──────── PROVIDED DATA

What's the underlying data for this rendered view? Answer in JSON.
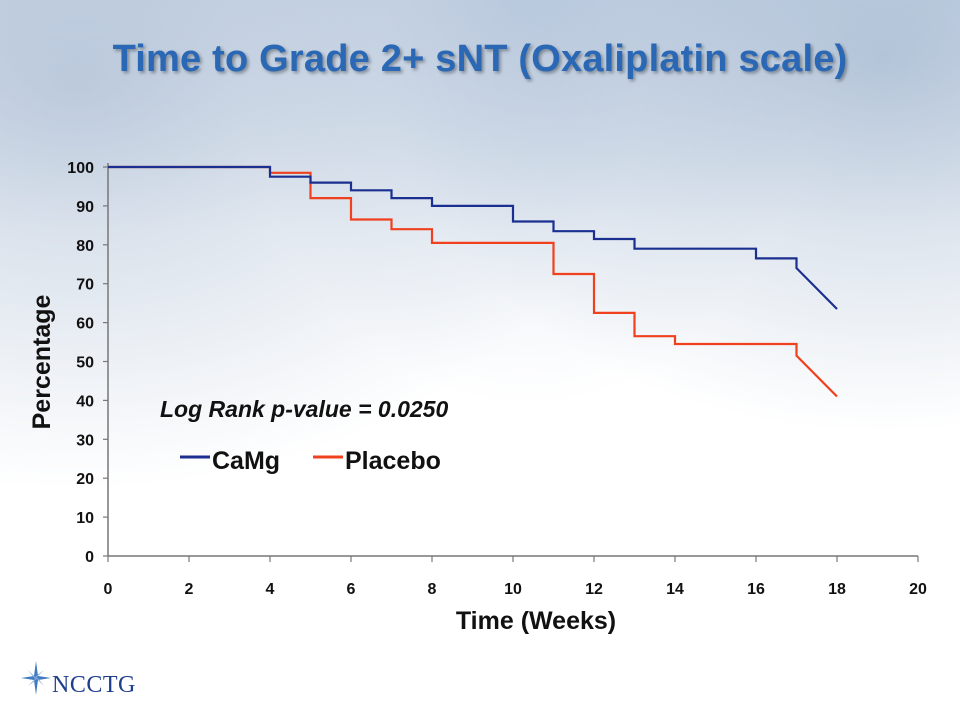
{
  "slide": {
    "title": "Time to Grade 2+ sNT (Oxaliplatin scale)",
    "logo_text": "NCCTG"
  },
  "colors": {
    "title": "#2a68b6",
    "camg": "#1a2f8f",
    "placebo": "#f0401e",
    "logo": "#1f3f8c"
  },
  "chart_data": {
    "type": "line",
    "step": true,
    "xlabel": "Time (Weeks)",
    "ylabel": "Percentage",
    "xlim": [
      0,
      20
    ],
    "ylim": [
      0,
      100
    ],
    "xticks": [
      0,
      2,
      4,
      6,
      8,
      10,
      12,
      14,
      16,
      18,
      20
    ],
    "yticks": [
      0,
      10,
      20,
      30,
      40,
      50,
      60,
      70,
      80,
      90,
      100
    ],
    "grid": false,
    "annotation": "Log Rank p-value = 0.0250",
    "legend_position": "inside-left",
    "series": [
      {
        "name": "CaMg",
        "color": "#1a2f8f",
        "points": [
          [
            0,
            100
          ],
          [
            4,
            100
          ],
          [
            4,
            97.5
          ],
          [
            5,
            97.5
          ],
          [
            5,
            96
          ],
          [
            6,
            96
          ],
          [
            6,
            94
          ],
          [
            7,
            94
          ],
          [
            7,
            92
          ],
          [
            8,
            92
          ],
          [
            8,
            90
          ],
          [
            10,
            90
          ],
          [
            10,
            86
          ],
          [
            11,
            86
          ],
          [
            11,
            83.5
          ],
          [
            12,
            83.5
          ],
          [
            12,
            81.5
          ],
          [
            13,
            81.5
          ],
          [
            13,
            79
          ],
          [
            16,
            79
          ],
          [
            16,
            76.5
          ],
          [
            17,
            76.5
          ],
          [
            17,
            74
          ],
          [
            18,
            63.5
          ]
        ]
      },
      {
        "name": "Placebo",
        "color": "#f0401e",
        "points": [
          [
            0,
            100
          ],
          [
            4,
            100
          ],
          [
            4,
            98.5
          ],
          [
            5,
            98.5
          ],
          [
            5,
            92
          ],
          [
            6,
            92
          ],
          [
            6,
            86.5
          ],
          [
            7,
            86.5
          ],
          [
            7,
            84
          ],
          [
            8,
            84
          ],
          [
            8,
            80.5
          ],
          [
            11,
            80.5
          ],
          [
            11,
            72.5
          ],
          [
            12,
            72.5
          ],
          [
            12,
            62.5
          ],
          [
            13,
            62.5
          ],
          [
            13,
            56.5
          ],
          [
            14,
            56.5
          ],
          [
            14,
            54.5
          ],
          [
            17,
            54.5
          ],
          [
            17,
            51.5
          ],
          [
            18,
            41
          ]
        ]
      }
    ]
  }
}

────────────────

- **SET TASK**
List every line above that contains the word "title".

- **SOLUTION FOR THIS TASK**
    "title": "Time to Grade 2+ sNT (Oxaliplatin scale)",
    "title": "#2a68b6",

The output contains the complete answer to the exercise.